Work to do:
1) Answer these questions from the post on supported spindles below, one line each:
(a) How many students is the five-day course fully booked for?
(b) In what year did the wood turner send the premiere batch of spindles?
(c) What fabric lines the spindle case?
2) State whether each statement agrees with the post on supported spindles below. Answer yes or no, and quote the deciding words of the post.
(a) The floor spindles have detachable whorls.
(b) Money is exchanged between the writer and the wood turner.
(c) The felt used for the cases is made mostly from Gotland wool.

Extract to read:
Tomorrow I am going to Sätergläntan craft education centre to teach a five-day course I call A spindle a day. The course is fully booked and I need to bring four spindle types for twelve students plus tools and wool. On the train. Today’s post is all about course prep.
When I started teaching supported spindle spinning a few years ago I was frustrated by the lack of supported spindles in Sweden and the inconvenience of ordering spindles from overseas. I figured that if my students would have to wait three weeks for a spindle once they came back from the course they would have forgotten all they had learned.
Björn Peck woodworking
My solution was to find a professional wood turner here in Sweden and convince them to make the spindles for me. Lucky for me I found the best one, Björn Peck. Before he would do anything he wanted me to show him how I spin with it. He said that he couldn’t make a tool without knowing how it was supposed to be used. I showed him and explained what features I wished for and why.
He made a few prototypes and just a few months after our first meeting he sent me the premiere batch for a five-day course in supported spindle spinning at Sätergläntan craft education center.

This was back in 2018. Since then he has developed his technique after feedback from my students. Today he has eager and happy customers all over the world and makes the most exquisite supported spindles in local Swedish woods. Björn’s spindles are well worth waiting for!
You can read more about Björn and his work here.
A cooperation
I am so happy and proud of the cooperation I have with Björn. He makes spindles for my courses so that my students can walk home with a high quality spindle made by a professional wood turner and local woods. I listen to my students’ feedback about the spindles and pass it on to Björn, so he can improve them even further. We are both winners in this cooperation. I get happy students who can continue their spinning journey after the class with a professionally made tool. Björn gets his spindles sold to happy customers. There is, however, no money exchanged between us. He does put me first in line though, when I have a course coming up.
Spindle delivery
The other day Björn came by with a fresh batch of supported spindles (and a batch of floor supported spindles). He makes them so well and it’s always a joy and privilege to be able to teach with his spindles.

Björn does his best to make the spindles transportable, especially the floor spindles, which have detachable whorls. But there is still always a risk of causing damage to the spindles during the transport.
Spindle cases
Around the same time as I started my cooperation with Björn I came up with the idea of making spindle cases. Ullkontoret, a Swedish wool washing service, sells needle punch felt by the meter. The felt is made by Swedish wool, mostly Gotland. I saw the potential in the felt and made a prototype of a spindle case that I sold on my in-person courses. Since then I have developed the design to make it more sturdy, practical and easy to make. You can read about one of my first batches here (the link goes to a post from 2019 and the giveaway it refers to is long gone).


The case is lined with eBayed upholstery fabric for some sturdiness and to avoid getting the spinning fiber stuck in the inner walls of the wool material. All the yarn in the seams are my handspun and I have sewn all seams by hand.

Extracted data:
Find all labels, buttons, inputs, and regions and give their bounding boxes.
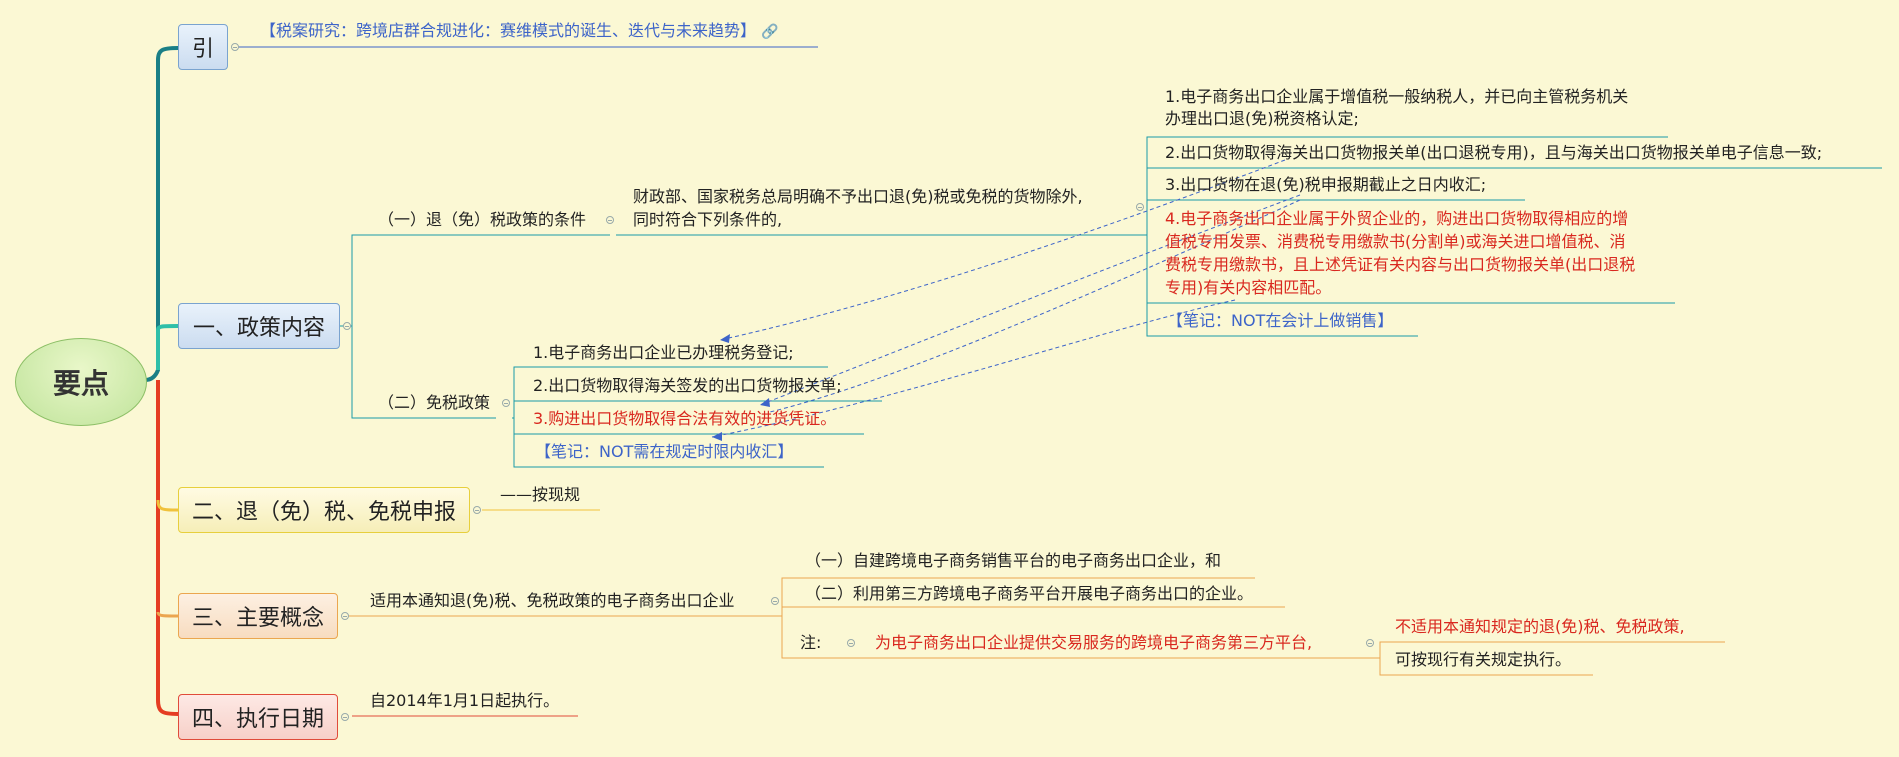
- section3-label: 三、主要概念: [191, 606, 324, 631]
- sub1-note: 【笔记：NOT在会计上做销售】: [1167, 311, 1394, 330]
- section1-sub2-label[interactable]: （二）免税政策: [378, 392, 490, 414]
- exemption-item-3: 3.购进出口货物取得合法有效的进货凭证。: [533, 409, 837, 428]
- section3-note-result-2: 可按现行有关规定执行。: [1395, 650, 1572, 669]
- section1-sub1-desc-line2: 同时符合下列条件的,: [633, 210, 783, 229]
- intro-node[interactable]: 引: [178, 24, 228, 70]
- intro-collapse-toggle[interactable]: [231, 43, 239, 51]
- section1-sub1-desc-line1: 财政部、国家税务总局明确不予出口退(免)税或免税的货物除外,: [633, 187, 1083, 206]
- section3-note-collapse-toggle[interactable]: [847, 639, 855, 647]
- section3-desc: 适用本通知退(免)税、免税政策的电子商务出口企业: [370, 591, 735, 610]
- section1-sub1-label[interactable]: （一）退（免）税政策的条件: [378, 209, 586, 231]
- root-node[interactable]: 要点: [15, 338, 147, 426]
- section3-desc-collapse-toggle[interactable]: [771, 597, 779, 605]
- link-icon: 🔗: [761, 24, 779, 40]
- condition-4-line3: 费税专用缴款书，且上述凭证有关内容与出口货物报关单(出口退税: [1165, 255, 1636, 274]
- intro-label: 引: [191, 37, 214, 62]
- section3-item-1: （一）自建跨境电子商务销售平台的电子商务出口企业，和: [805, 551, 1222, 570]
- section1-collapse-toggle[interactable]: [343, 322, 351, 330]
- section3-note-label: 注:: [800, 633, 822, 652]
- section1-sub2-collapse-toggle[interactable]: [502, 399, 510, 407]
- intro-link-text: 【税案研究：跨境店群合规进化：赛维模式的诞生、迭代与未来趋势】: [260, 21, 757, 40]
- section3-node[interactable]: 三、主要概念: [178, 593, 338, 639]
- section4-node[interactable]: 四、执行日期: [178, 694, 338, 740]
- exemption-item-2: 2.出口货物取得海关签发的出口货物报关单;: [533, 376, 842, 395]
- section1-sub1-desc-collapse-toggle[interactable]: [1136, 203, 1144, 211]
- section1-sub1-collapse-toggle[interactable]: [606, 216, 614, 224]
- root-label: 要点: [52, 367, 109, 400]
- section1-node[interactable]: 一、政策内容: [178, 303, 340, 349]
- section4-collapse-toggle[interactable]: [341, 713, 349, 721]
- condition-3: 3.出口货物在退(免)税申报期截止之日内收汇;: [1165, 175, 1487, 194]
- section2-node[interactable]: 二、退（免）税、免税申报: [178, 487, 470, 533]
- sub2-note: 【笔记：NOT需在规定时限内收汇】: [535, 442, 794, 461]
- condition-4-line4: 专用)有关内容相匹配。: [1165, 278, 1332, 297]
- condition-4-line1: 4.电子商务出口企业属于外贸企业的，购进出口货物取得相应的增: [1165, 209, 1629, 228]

Solution set:
1)
(a) Twelve students.
(b) 2018.
(c) eBayed upholstery fabric.

2)
(a) Yes: "especially the floor spindles, which have detachable whorls"
(b) No: "There is, however, no money exchanged between us."
(c) Yes: "The felt is made by Swedish wool, mostly Gotland."